-- The task --
Reproduce the data below in full and exclude every picture.
============
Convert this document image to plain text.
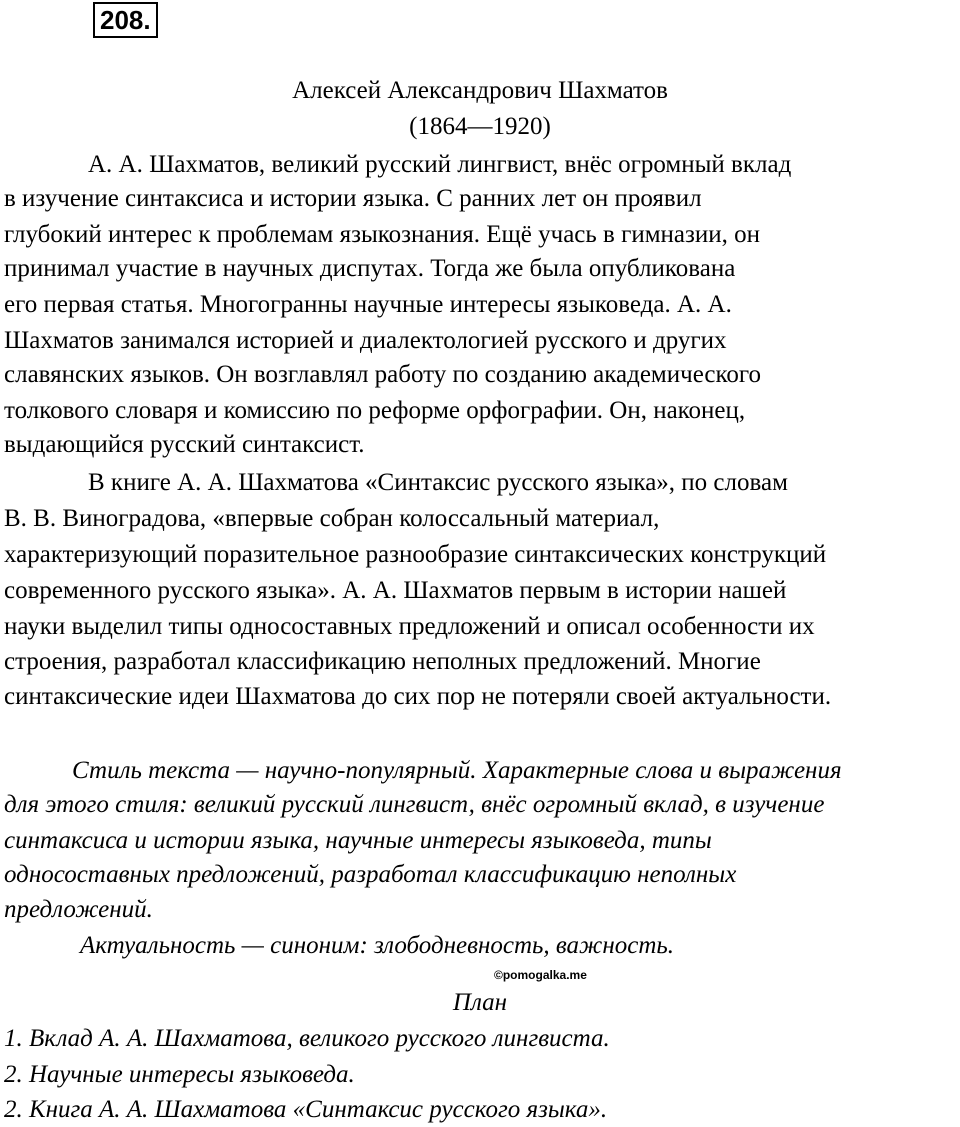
208.
Алексей Александрович Шахматов
(1864—1920)
А. А. Шахматов, великий русский лингвист, внёс огромный вклад
в изучение синтаксиса и истории языка. С ранних лет он проявил
глубокий интерес к проблемам языкознания. Ещё учась в гимназии, он
принимал участие в научных диспутах. Тогда же была опубликована
его первая статья. Многогранны научные интересы языковеда. А. А.
Шахматов занимался историей и диалектологией русского и других
славянских языков. Он возглавлял работу по созданию академического
толкового словаря и комиссию по реформе орфографии. Он, наконец,
выдающийся русский синтаксист.
В книге А. А. Шахматова «Синтаксис русского языка», по словам
В. В. Виноградова, «впервые собран колоссальный материал,
характеризующий поразительное разнообразие синтаксических конструкций
современного русского языка». А. А. Шахматов первым в истории нашей
науки выделил типы односоставных предложений и описал особенности их
строения, разработал классификацию неполных предложений. Многие
синтаксические идеи Шахматова до сих пор не потеряли своей актуальности.
Стиль текста — научно-популярный. Характерные слова и выражения
для этого стиля: великий русский лингвист, внёс огромный вклад, в изучение
синтаксиса и истории языка, научные интересы языковеда, типы
односоставных предложений, разработал классификацию неполных
предложений.
Актуальность — синоним: злободневность, важность.
©pomogalka.me
План
1. Вклад А. А. Шахматова, великого русского лингвиста.
2. Научные интересы языковеда.
2. Книга А. А. Шахматова «Синтаксис русского языка».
============
-- The result --
Convert this document image to plain text.
208.
Алексей Александрович Шахматов
(1864—1920)
А. А. Шахматов, великий русский лингвист, внёс огромный вклад
в изучение синтаксиса и истории языка. С ранних лет он проявил
глубокий интерес к проблемам языкознания. Ещё учась в гимназии, он
принимал участие в научных диспутах. Тогда же была опубликована
его первая статья. Многогранны научные интересы языковеда. А. А.
Шахматов занимался историей и диалектологией русского и других
славянских языков. Он возглавлял работу по созданию академического
толкового словаря и комиссию по реформе орфографии. Он, наконец,
выдающийся русский синтаксист.
В книге А. А. Шахматова «Синтаксис русского языка», по словам
В. В. Виноградова, «впервые собран колоссальный материал,
характеризующий поразительное разнообразие синтаксических конструкций
современного русского языка». А. А. Шахматов первым в истории нашей
науки выделил типы односоставных предложений и описал особенности их
строения, разработал классификацию неполных предложений. Многие
синтаксические идеи Шахматова до сих пор не потеряли своей актуальности.
Стиль текста — научно-популярный. Характерные слова и выражения
для этого стиля: великий русский лингвист, внёс огромный вклад, в изучение
синтаксиса и истории языка, научные интересы языковеда, типы
односоставных предложений, разработал классификацию неполных
предложений.
Актуальность — синоним: злободневность, важность.
©pomogalka.me
План
1. Вклад А. А. Шахматова, великого русского лингвиста.
2. Научные интересы языковеда.
2. Книга А. А. Шахматова «Синтаксис русского языка».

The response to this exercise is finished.